§ **WHAT YOU ARE ASKED TO DO**: List all the lines in these records that hold "Sonstige".

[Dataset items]
________________________

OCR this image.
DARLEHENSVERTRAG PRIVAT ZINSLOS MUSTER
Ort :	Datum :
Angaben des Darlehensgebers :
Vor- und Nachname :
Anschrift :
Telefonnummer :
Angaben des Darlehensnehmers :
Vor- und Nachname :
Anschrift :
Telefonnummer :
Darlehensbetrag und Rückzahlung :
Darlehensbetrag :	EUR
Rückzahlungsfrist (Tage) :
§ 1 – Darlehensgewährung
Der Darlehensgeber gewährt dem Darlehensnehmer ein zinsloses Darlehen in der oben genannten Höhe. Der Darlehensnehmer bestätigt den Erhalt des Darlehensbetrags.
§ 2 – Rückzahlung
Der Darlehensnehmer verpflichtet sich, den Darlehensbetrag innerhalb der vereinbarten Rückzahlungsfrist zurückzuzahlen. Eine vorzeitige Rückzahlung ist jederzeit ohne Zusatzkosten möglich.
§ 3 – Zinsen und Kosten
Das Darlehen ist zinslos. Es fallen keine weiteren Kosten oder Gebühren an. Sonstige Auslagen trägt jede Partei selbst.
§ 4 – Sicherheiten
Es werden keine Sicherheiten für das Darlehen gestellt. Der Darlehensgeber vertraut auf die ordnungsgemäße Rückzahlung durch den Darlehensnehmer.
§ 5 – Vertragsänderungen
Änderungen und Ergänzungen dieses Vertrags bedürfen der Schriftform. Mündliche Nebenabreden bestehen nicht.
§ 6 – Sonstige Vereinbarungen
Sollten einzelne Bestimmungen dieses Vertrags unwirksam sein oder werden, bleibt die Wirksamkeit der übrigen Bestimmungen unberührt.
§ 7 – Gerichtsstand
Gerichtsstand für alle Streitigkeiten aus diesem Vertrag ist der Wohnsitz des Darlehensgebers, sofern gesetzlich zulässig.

________________________

§ **OUTPUT OF THE EXERCISE**:
Das Darlehen ist zinslos. Es fallen keine weiteren Kosten oder Gebühren an. Sonstige Auslagen trägt jede Partei selbst.
§ 6 – Sonstige Vereinbarungen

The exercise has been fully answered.